## Begin DATA EXTRACT
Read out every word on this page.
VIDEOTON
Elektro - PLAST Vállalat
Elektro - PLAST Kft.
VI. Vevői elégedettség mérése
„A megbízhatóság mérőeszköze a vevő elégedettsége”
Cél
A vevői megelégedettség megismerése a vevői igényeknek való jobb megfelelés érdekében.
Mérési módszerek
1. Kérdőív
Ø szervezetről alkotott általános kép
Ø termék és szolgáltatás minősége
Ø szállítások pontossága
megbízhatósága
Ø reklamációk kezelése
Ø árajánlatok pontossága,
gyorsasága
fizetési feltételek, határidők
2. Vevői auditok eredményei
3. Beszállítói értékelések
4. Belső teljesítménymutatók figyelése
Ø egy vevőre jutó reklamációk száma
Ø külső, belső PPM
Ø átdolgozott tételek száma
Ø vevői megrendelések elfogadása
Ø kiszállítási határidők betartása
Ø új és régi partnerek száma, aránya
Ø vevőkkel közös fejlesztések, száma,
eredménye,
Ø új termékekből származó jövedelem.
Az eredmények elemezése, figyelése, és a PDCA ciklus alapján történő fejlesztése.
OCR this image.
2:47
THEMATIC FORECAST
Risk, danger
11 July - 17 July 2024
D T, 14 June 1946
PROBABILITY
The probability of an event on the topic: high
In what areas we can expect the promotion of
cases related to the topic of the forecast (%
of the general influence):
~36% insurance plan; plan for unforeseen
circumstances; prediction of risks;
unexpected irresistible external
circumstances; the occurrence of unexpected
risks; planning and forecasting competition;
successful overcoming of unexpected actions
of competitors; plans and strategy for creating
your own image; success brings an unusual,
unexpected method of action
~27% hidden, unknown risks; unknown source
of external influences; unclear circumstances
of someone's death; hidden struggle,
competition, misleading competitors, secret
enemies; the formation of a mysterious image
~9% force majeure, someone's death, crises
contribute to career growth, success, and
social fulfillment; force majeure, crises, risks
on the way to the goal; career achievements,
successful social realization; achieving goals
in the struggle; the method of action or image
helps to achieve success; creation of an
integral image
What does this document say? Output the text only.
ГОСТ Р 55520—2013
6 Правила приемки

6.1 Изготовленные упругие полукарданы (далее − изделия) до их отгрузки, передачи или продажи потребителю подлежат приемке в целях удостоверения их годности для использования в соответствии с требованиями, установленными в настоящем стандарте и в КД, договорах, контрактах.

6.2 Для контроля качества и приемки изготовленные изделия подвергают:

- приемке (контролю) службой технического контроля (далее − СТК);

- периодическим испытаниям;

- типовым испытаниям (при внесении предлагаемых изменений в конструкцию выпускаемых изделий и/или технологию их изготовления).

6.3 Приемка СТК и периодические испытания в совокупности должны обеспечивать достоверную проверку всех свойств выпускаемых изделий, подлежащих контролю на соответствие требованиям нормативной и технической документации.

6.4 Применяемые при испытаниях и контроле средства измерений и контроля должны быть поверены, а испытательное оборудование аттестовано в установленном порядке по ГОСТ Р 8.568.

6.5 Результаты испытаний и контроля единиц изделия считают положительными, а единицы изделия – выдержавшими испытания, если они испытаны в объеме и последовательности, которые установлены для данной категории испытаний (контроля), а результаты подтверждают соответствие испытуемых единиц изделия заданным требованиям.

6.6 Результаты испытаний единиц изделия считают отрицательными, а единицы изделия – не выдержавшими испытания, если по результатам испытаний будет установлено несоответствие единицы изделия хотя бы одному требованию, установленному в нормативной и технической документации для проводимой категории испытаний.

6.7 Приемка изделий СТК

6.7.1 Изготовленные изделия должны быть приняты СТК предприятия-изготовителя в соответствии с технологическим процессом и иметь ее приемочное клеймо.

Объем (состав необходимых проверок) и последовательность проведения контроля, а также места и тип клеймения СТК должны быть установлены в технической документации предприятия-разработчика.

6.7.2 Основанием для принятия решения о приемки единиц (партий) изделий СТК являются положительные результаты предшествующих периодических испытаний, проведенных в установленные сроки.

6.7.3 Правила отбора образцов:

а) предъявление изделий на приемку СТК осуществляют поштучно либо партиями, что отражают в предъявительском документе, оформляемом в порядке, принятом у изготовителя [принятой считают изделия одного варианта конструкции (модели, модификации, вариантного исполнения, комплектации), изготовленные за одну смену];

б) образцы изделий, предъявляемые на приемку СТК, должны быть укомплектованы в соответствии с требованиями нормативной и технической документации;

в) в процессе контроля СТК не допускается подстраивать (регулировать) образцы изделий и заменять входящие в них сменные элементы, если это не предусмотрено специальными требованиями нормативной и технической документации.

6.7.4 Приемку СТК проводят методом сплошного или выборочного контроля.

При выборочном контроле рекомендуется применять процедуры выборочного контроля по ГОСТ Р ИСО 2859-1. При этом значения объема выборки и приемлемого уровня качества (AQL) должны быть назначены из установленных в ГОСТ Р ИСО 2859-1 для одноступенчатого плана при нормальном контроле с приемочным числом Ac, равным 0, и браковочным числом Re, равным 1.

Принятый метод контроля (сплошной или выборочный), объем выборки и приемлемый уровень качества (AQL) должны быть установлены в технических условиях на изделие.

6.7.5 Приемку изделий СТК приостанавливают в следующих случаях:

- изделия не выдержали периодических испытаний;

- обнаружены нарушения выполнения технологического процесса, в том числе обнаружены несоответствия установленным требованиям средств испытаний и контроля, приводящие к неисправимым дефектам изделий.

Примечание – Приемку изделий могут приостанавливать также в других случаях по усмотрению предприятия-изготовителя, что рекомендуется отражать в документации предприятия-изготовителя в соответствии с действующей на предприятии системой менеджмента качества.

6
## End DATA EXTRACT
• **WHAT YOU HAVE TO DO**
Find every line that holds "изготовителя" and copy it.

• **TASK OUTPUT**
6.7.1 Изготовленные изделия должны быть приняты СТК предприятия-изготовителя в соответствии с технологическим процессом и иметь ее приемочное клеймо.
а) предъявление изделий на приемку СТК осуществляют поштучно либо партиями, что отражают в предъявительском документе, оформляемом в порядке, принятом у изготовителя [принятой считают изделия одного варианта конструкции (модели, модификации, вариантного исполнения, комплектации), изготовленные за одну смену];
Примечание – Приемку изделий могут приостанавливать также в других случаях по усмотрению предприятия-изготовителя, что рекомендуется отражать в документации предприятия-изготовителя в соответствии с действующей на предприятии системой менеджмента качества.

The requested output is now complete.